→ **JOB**: Without the pictures, copy all the entries below exactly.

═══ LISTED ENTRIES

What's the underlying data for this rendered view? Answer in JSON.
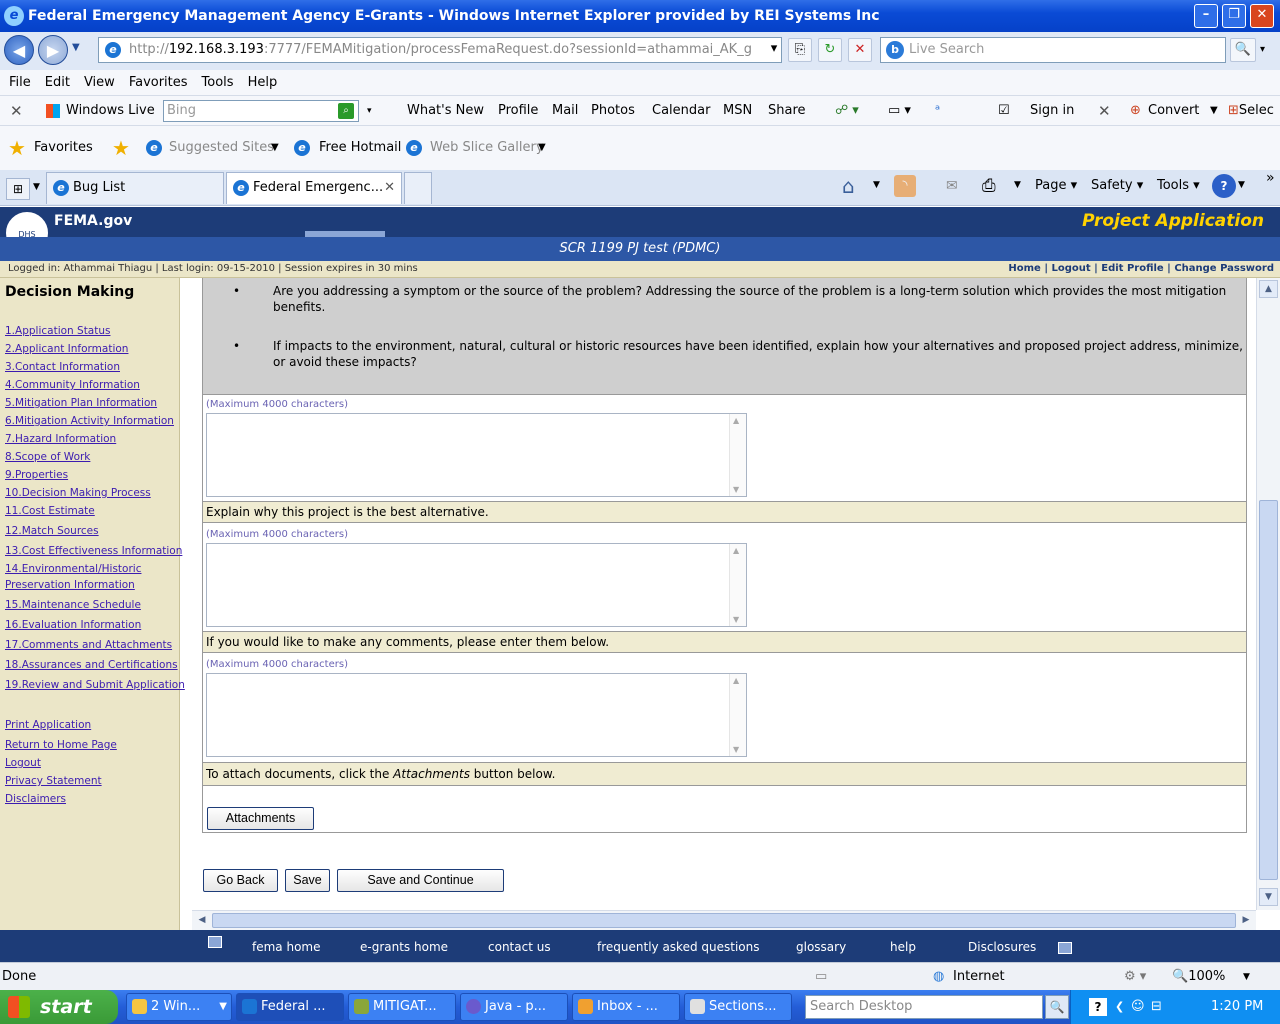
{
  "window": {
    "title": "Federal Emergency Management Agency E-Grants - Windows Internet Explorer provided by REI Systems Inc"
  },
  "addressbar": {
    "url_prefix": "http://",
    "url_host": "192.168.3.193",
    "url_rest": ":7777/FEMAMitigation/processFemaRequest.do?sessionId=athammai_AK_g",
    "search_placeholder": "Live Search"
  },
  "menu": [
    "File",
    "Edit",
    "View",
    "Favorites",
    "Tools",
    "Help"
  ],
  "toolbar": {
    "windows_live": "Windows Live",
    "bing_placeholder": "Bing",
    "links": [
      "What's New",
      "Profile",
      "Mail",
      "Photos",
      "Calendar",
      "MSN",
      "Share"
    ],
    "sign_in": "Sign in",
    "convert": "Convert",
    "select": "Selec"
  },
  "favorites_bar": {
    "favorites": "Favorites",
    "suggested_sites": "Suggested Sites",
    "free_hotmail": "Free Hotmail",
    "web_slice_gallery": "Web Slice Gallery"
  },
  "tabs": [
    {
      "label": "Bug List"
    },
    {
      "label": "Federal Emergenc..."
    }
  ],
  "command_bar": {
    "page": "Page",
    "safety": "Safety",
    "tools": "Tools"
  },
  "fema": {
    "site_name": "FEMA.gov",
    "section_title": "Project Application",
    "project_name": "SCR 1199 PJ test (PDMC)",
    "login_info": "Logged in: Athammai Thiagu   |  Last login: 09-15-2010   |  Session expires in 30 mins",
    "top_links": [
      "Home",
      "Logout",
      "Edit Profile",
      "Change Password"
    ]
  },
  "sidebar": {
    "heading": "Decision Making",
    "steps": [
      "1.Application Status",
      "2.Applicant Information",
      "3.Contact Information",
      "4.Community Information",
      "5.Mitigation Plan Information",
      "6.Mitigation Activity Information",
      "7.Hazard Information",
      "8.Scope of Work",
      "9.Properties",
      "10.Decision Making Process",
      "11.Cost Estimate",
      "12.Match Sources",
      "13.Cost Effectiveness Information",
      "14.Environmental/Historic",
      "Preservation Information",
      "15.Maintenance Schedule",
      "16.Evaluation Information",
      "17.Comments and Attachments",
      "18.Assurances and Certifications",
      "19.Review and Submit Application"
    ],
    "extra_links": [
      "Print Application",
      "Return to Home Page",
      "Logout",
      "Privacy Statement",
      "Disclaimers"
    ]
  },
  "main": {
    "bullets": [
      "Are you addressing a symptom or the source of the problem? Addressing the source of the problem is a long-term solution which provides the most mitigation benefits.",
      "If impacts to the environment, natural, cultural or historic resources have been identified, explain how your alternatives and proposed project address, minimize, or avoid these impacts?"
    ],
    "max_chars_label": "(Maximum 4000 characters)",
    "question_best_alternative": "Explain why this project is the best alternative.",
    "question_comments": "If you would like to make any comments, please enter them below.",
    "attach_prefix": "To attach documents, click the ",
    "attach_emph": "Attachments",
    "attach_suffix": " button below.",
    "attachments_button": "Attachments",
    "go_back_button": "Go Back",
    "save_button": "Save",
    "save_continue_button": "Save and Continue"
  },
  "footer_links": [
    "fema home",
    "e-grants home",
    "contact us",
    "frequently asked questions",
    "glossary",
    "help",
    "Disclosures"
  ],
  "statusbar": {
    "status": "Done",
    "zone": "Internet",
    "zoom": "100%"
  },
  "taskbar": {
    "start": "start",
    "items": [
      "2 Win...",
      "Federal ...",
      "MITIGAT...",
      "Java - p...",
      "Inbox - ...",
      "Sections..."
    ],
    "search_placeholder": "Search Desktop",
    "clock": "1:20 PM"
  }
}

══════

→ **WRITTEN RESPONSE**:
What's the underlying data for this rendered view? Answer in JSON.
{
  "window": {
    "title": "Federal Emergency Management Agency E-Grants - Windows Internet Explorer provided by REI Systems Inc"
  },
  "addressbar": {
    "url_prefix": "http://",
    "url_host": "192.168.3.193",
    "url_rest": ":7777/FEMAMitigation/processFemaRequest.do?sessionId=athammai_AK_g",
    "search_placeholder": "Live Search"
  },
  "menu": [
    "File",
    "Edit",
    "View",
    "Favorites",
    "Tools",
    "Help"
  ],
  "toolbar": {
    "windows_live": "Windows Live",
    "bing_placeholder": "Bing",
    "links": [
      "What's New",
      "Profile",
      "Mail",
      "Photos",
      "Calendar",
      "MSN",
      "Share"
    ],
    "sign_in": "Sign in",
    "convert": "Convert",
    "select": "Selec"
  },
  "favorites_bar": {
    "favorites": "Favorites",
    "suggested_sites": "Suggested Sites",
    "free_hotmail": "Free Hotmail",
    "web_slice_gallery": "Web Slice Gallery"
  },
  "tabs": [
    {
      "label": "Bug List"
    },
    {
      "label": "Federal Emergenc..."
    }
  ],
  "command_bar": {
    "page": "Page",
    "safety": "Safety",
    "tools": "Tools"
  },
  "fema": {
    "site_name": "FEMA.gov",
    "section_title": "Project Application",
    "project_name": "SCR 1199 PJ test (PDMC)",
    "login_info": "Logged in: Athammai Thiagu   |  Last login: 09-15-2010   |  Session expires in 30 mins",
    "top_links": [
      "Home",
      "Logout",
      "Edit Profile",
      "Change Password"
    ]
  },
  "sidebar": {
    "heading": "Decision Making",
    "steps": [
      "1.Application Status",
      "2.Applicant Information",
      "3.Contact Information",
      "4.Community Information",
      "5.Mitigation Plan Information",
      "6.Mitigation Activity Information",
      "7.Hazard Information",
      "8.Scope of Work",
      "9.Properties",
      "10.Decision Making Process",
      "11.Cost Estimate",
      "12.Match Sources",
      "13.Cost Effectiveness Information",
      "14.Environmental/Historic",
      "Preservation Information",
      "15.Maintenance Schedule",
      "16.Evaluation Information",
      "17.Comments and Attachments",
      "18.Assurances and Certifications",
      "19.Review and Submit Application"
    ],
    "extra_links": [
      "Print Application",
      "Return to Home Page",
      "Logout",
      "Privacy Statement",
      "Disclaimers"
    ]
  },
  "main": {
    "bullets": [
      "Are you addressing a symptom or the source of the problem? Addressing the source of the problem is a long-term solution which provides the most mitigation benefits.",
      "If impacts to the environment, natural, cultural or historic resources have been identified, explain how your alternatives and proposed project address, minimize, or avoid these impacts?"
    ],
    "max_chars_label": "(Maximum 4000 characters)",
    "question_best_alternative": "Explain why this project is the best alternative.",
    "question_comments": "If you would like to make any comments, please enter them below.",
    "attach_prefix": "To attach documents, click the ",
    "attach_emph": "Attachments",
    "attach_suffix": " button below.",
    "attachments_button": "Attachments",
    "go_back_button": "Go Back",
    "save_button": "Save",
    "save_continue_button": "Save and Continue"
  },
  "footer_links": [
    "fema home",
    "e-grants home",
    "contact us",
    "frequently asked questions",
    "glossary",
    "help",
    "Disclosures"
  ],
  "statusbar": {
    "status": "Done",
    "zone": "Internet",
    "zoom": "100%"
  },
  "taskbar": {
    "start": "start",
    "items": [
      "2 Win...",
      "Federal ...",
      "MITIGAT...",
      "Java - p...",
      "Inbox - ...",
      "Sections..."
    ],
    "search_placeholder": "Search Desktop",
    "clock": "1:20 PM"
  }
}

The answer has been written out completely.